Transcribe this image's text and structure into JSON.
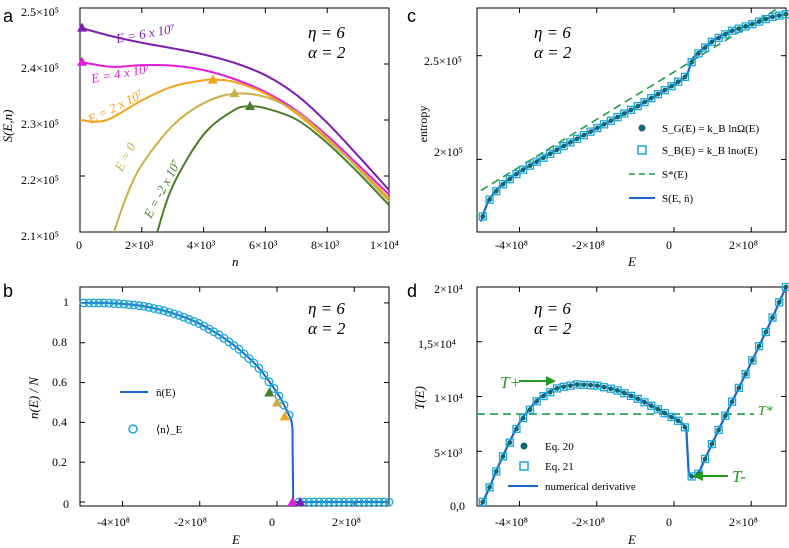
{
  "panel_labels": [
    "a",
    "b",
    "c",
    "d"
  ],
  "params": {
    "eta": "η = 6",
    "alpha": "α = 2"
  },
  "colors": {
    "blue": "#1a66c9",
    "cyan": "#1aa7d6",
    "green_dash": "#1f9e4a",
    "t_green": "#229922",
    "purple": "#7d1fb0",
    "magenta": "#e21fd6",
    "orange": "#f5a21d",
    "tan": "#c9b048",
    "dkgreen": "#4a7e2a"
  },
  "chart_data": [
    {
      "panel": "a",
      "type": "line",
      "title": "",
      "xlabel": "n",
      "ylabel": "S(E,n)",
      "xlim": [
        0,
        10000
      ],
      "ylim": [
        210000,
        250000
      ],
      "x_ticks": [
        "0",
        "2×10³",
        "4×10³",
        "6×10³",
        "8×10³",
        "1×10⁴"
      ],
      "y_ticks": [
        "2.1×10⁵",
        "2.2×10⁵",
        "2.3×10⁵",
        "2.4×10⁵",
        "2.5×10⁵"
      ],
      "series": [
        {
          "name": "E = 6 x 10⁷",
          "color": "#7d1fb0",
          "x": [
            0,
            1000,
            2000,
            3000,
            4000,
            5000,
            6000,
            7000,
            8000,
            9000,
            10000
          ],
          "values": [
            246500,
            245000,
            243800,
            242800,
            241700,
            240200,
            238000,
            234500,
            229500,
            223600,
            217500
          ],
          "max_marker": [
            0,
            246500
          ]
        },
        {
          "name": "E = 4 x 10⁷",
          "color": "#e21fd6",
          "x": [
            0,
            1000,
            2000,
            3000,
            4000,
            5000,
            6000,
            7000,
            8000,
            9000,
            10000
          ],
          "values": [
            240400,
            239500,
            239800,
            239700,
            238900,
            237300,
            235000,
            231700,
            227200,
            222000,
            216700
          ],
          "max_marker": [
            0,
            240400
          ]
        },
        {
          "name": "E = 2 x 10⁷",
          "color": "#f5a21d",
          "x": [
            0,
            500,
            1000,
            2000,
            3000,
            4000,
            4300,
            5000,
            6000,
            7000,
            8000,
            9000,
            10000
          ],
          "values": [
            230000,
            229700,
            230300,
            233500,
            236000,
            237100,
            237200,
            236800,
            234700,
            231200,
            226500,
            221500,
            216000
          ],
          "max_marker": [
            4300,
            237200
          ]
        },
        {
          "name": "E = 0",
          "color": "#c9b048",
          "x": [
            1100,
            1500,
            2000,
            3000,
            4000,
            5000,
            6000,
            7000,
            8000,
            9000,
            10000
          ],
          "values": [
            210000,
            216300,
            222000,
            229000,
            233000,
            234700,
            234100,
            231500,
            226800,
            221300,
            215500
          ],
          "max_marker": [
            5000,
            234800
          ]
        },
        {
          "name": "E = -2 x 10⁷",
          "color": "#4a7e2a",
          "x": [
            2500,
            3000,
            4000,
            5000,
            5500,
            6000,
            7000,
            8000,
            9000,
            10000
          ],
          "values": [
            210000,
            218200,
            227400,
            231800,
            232400,
            232100,
            230100,
            225900,
            220600,
            214800
          ],
          "max_marker": [
            5500,
            232500
          ]
        }
      ]
    },
    {
      "panel": "b",
      "type": "line",
      "title": "",
      "xlabel": "E",
      "ylabel": "n(E) / N",
      "xlim": [
        -510000000,
        290000000
      ],
      "ylim": [
        0,
        1.1
      ],
      "x_ticks": [
        "-4×10⁸",
        "-2×10⁸",
        "0",
        "2×10⁸"
      ],
      "y_ticks": [
        "0",
        "0.2",
        "0.4",
        "0.6",
        "0.8",
        "1"
      ],
      "series": [
        {
          "name": "n̄(E)",
          "color": "#1a66c9",
          "E": [
            -500000000,
            -450000000,
            -400000000,
            -350000000,
            -300000000,
            -250000000,
            -200000000,
            -150000000,
            -100000000,
            -50000000,
            0,
            20000000,
            35000000,
            38000000,
            40000000,
            42000000,
            100000000,
            200000000,
            290000000
          ],
          "values": [
            1.0,
            1.0,
            0.995,
            0.985,
            0.965,
            0.935,
            0.895,
            0.84,
            0.77,
            0.68,
            0.55,
            0.48,
            0.42,
            0.4,
            0.37,
            0.0,
            0.0,
            0.0,
            0.0
          ]
        },
        {
          "name": "⟨n⟩_E",
          "color": "#1aa7d6",
          "marker": "circle",
          "E_range": [
            -500000000,
            290000000
          ],
          "count": 62
        }
      ],
      "markers": [
        {
          "E": -20000000,
          "value": 0.55,
          "color": "#4a7e2a"
        },
        {
          "E": 0,
          "value": 0.5,
          "color": "#c9b048"
        },
        {
          "E": 20000000,
          "value": 0.43,
          "color": "#f5a21d"
        },
        {
          "E": 40000000,
          "value": 0.0,
          "color": "#e21fd6"
        },
        {
          "E": 60000000,
          "value": 0.0,
          "color": "#7d1fb0"
        }
      ]
    },
    {
      "panel": "c",
      "type": "line",
      "title": "",
      "xlabel": "E",
      "ylabel": "entropy",
      "xlim": [
        -510000000,
        290000000
      ],
      "ylim": [
        165000,
        273000
      ],
      "x_ticks": [
        "-4×10⁸",
        "-2×10⁸",
        "0",
        "2×10⁸"
      ],
      "y_ticks": [
        "2×10⁵",
        "2.5×10⁵"
      ],
      "series": [
        {
          "name": "S_G(E) = k_B lnΩ(E)",
          "color": "#14666e",
          "marker": "dot"
        },
        {
          "name": "S_B(E) = k_B lnω(E)",
          "color": "#1aa7d6",
          "marker": "square"
        },
        {
          "name": "S*(E)",
          "color": "#1f9e4a",
          "dashed": true,
          "E": [
            -500000000,
            270000000
          ],
          "values": [
            185000,
            273000
          ]
        },
        {
          "name": "S(E, n̄)",
          "color": "#1a66c9",
          "E": [
            -500000000,
            -480000000,
            -450000000,
            -400000000,
            -300000000,
            -200000000,
            -100000000,
            0,
            30000000,
            40000000,
            50000000,
            100000000,
            150000000,
            200000000,
            250000000,
            290000000
          ],
          "values": [
            170000,
            180000,
            187000,
            194000,
            205000,
            215000,
            225000,
            236000,
            240000,
            244000,
            249000,
            257000,
            262000,
            265000,
            268500,
            270000
          ]
        }
      ]
    },
    {
      "panel": "d",
      "type": "line",
      "title": "",
      "xlabel": "E",
      "ylabel": "T(E)",
      "xlim": [
        -510000000,
        290000000
      ],
      "ylim": [
        0,
        20000
      ],
      "x_ticks": [
        "-4×10⁸",
        "-2×10⁸",
        "0",
        "2×10⁸"
      ],
      "y_ticks": [
        "0,0",
        "5×10³",
        "1×10⁴",
        "1,5×10⁴",
        "2×10⁴"
      ],
      "series": [
        {
          "name": "Eq. 20",
          "color": "#14666e",
          "marker": "dot"
        },
        {
          "name": "Eq. 21",
          "color": "#1aa7d6",
          "marker": "square"
        },
        {
          "name": "numerical derivative",
          "color": "#1a66c9",
          "E": [
            -500000000,
            -480000000,
            -450000000,
            -400000000,
            -350000000,
            -300000000,
            -250000000,
            -200000000,
            -150000000,
            -100000000,
            -50000000,
            -10000000,
            20000000,
            32000000,
            38000000,
            45000000,
            60000000,
            100000000,
            150000000,
            200000000,
            250000000,
            290000000
          ],
          "values": [
            0,
            1500,
            4000,
            7600,
            9800,
            10800,
            11100,
            11000,
            10600,
            9900,
            9000,
            8200,
            7600,
            7000,
            3000,
            2700,
            2700,
            5800,
            9500,
            13100,
            16800,
            20000
          ]
        },
        {
          "name": "T*",
          "color": "#1f9e4a",
          "dashed": true,
          "value": 8400
        }
      ],
      "annotations": [
        "T₊",
        "T₋",
        "T*"
      ]
    }
  ],
  "labels": {
    "a_curves": [
      "E = 6 x 10⁷",
      "E = 4 x 10⁷",
      "E = 2 x 10⁷",
      "E = 0",
      "E = -2 x 10⁷"
    ],
    "b_legend": [
      "n̄(E)",
      "⟨n⟩_E"
    ],
    "c_legend": [
      "S_G(E) = k_B lnΩ(E)",
      "S_B(E) = k_B lnω(E)",
      "S*(E)",
      "S(E, n̄)"
    ],
    "d_legend": [
      "Eq. 20",
      "Eq. 21",
      "numerical derivative"
    ],
    "d_annot": {
      "tplus": "T+",
      "tminus": "T-",
      "tstar": "T*"
    }
  }
}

════════

• Set task: Pick out all lines from the data above in which the word "ylabel" appears.

• Output for this task:
      "ylabel": "S(E,n)",
      "ylabel": "n(E) / N",
      "ylabel": "entropy",
      "ylabel": "T(E)",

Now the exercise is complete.